▸ **Your goal**
Count every line of the material that holds the string "JSON". Respond with the total only.

▸ **Records**

****************

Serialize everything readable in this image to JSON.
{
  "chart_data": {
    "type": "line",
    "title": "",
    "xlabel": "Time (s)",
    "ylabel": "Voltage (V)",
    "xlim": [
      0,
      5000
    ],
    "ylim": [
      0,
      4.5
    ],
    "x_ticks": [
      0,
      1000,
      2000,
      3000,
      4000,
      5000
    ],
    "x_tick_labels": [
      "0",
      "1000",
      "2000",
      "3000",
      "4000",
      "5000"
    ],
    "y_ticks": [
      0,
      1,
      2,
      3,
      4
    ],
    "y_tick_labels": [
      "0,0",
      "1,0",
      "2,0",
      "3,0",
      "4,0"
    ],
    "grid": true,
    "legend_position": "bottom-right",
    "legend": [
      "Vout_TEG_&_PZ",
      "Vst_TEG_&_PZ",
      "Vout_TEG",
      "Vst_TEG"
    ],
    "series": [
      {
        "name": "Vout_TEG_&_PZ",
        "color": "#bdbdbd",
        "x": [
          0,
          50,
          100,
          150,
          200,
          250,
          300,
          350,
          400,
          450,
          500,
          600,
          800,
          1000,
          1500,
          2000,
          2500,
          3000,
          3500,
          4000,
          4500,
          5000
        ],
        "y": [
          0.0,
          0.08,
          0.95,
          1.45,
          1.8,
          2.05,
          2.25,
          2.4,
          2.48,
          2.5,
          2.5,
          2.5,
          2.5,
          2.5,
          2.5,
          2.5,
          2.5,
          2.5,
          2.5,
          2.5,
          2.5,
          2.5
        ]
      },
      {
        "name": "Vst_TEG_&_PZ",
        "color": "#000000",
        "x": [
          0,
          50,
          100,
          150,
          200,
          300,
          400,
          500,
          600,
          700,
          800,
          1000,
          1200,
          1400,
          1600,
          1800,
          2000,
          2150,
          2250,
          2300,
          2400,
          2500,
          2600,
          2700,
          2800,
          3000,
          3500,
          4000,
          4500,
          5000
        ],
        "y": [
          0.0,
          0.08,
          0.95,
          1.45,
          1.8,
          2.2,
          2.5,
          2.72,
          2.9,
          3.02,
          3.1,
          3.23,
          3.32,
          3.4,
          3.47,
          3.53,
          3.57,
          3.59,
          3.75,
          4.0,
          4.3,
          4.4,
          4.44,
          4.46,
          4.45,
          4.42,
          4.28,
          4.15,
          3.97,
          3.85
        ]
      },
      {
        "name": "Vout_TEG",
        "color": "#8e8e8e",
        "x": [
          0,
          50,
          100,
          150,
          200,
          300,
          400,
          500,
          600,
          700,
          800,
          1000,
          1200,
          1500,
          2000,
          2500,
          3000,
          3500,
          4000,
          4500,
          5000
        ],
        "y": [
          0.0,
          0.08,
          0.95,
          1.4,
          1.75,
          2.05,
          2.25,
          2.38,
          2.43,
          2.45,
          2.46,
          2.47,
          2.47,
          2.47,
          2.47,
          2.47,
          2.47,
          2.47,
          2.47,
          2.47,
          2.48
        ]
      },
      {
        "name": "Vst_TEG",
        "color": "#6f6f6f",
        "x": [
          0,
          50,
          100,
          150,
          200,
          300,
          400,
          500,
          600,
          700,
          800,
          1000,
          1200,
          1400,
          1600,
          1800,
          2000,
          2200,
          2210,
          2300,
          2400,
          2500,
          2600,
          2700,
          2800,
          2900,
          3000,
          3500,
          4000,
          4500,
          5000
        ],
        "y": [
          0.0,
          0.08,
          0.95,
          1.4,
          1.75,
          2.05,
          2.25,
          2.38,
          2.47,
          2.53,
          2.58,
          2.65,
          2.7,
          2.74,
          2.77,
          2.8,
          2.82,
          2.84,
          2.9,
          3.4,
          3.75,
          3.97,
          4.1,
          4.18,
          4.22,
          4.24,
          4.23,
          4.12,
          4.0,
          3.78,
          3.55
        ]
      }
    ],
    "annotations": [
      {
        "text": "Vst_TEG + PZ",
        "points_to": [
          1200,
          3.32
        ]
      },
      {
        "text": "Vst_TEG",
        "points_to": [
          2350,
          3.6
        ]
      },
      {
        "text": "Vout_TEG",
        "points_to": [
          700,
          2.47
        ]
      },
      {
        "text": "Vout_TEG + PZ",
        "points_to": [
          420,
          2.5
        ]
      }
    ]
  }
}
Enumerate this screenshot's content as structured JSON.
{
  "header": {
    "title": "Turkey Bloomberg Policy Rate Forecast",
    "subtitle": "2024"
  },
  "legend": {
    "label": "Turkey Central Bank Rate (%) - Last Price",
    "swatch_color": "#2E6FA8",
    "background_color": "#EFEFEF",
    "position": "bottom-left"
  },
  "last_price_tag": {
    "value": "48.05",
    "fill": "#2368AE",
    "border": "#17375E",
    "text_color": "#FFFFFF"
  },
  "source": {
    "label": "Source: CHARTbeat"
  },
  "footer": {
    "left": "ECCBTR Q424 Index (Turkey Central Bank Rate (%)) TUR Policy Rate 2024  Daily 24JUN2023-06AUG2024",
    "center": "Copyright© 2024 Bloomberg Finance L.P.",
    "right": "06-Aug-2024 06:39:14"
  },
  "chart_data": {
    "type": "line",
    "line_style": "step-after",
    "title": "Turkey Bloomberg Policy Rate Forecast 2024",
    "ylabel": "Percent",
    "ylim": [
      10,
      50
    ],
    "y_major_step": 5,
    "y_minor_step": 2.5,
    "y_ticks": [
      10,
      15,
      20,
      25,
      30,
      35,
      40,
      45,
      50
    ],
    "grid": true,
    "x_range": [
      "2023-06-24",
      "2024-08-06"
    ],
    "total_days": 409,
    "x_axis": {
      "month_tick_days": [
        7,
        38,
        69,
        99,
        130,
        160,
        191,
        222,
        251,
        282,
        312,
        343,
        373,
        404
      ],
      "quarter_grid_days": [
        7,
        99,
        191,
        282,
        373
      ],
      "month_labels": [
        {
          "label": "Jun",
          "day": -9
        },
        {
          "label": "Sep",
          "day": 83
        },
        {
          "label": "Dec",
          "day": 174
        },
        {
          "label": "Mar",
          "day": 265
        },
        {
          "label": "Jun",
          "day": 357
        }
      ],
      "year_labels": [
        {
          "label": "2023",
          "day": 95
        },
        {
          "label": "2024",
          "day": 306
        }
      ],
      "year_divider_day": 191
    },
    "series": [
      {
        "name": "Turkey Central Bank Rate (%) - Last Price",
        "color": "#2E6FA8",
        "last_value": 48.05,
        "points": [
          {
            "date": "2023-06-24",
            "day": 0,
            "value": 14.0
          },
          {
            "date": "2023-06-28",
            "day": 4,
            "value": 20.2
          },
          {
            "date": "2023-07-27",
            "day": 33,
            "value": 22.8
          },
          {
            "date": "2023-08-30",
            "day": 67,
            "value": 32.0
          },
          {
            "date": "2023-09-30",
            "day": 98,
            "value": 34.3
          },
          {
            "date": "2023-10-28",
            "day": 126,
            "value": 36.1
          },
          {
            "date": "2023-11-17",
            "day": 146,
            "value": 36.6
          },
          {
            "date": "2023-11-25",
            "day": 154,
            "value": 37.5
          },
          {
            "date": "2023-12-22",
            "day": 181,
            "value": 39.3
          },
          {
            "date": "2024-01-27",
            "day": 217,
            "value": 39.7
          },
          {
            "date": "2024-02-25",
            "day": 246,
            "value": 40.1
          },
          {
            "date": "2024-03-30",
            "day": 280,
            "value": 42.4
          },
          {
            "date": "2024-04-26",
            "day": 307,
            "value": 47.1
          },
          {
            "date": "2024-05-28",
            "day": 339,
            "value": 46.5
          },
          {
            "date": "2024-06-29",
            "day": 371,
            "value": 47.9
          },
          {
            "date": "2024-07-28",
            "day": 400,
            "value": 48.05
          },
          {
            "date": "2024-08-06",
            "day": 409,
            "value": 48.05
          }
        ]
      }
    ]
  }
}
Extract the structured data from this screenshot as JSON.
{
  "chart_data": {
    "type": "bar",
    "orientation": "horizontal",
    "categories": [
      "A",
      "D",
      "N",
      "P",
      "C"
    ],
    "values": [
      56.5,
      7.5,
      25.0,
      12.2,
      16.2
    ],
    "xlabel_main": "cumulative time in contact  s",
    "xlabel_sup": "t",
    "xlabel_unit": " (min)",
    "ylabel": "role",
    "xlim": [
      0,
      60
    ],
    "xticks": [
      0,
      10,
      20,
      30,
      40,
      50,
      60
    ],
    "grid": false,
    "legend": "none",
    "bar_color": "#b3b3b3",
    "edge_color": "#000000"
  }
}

****************

▸ **Finished answer**
3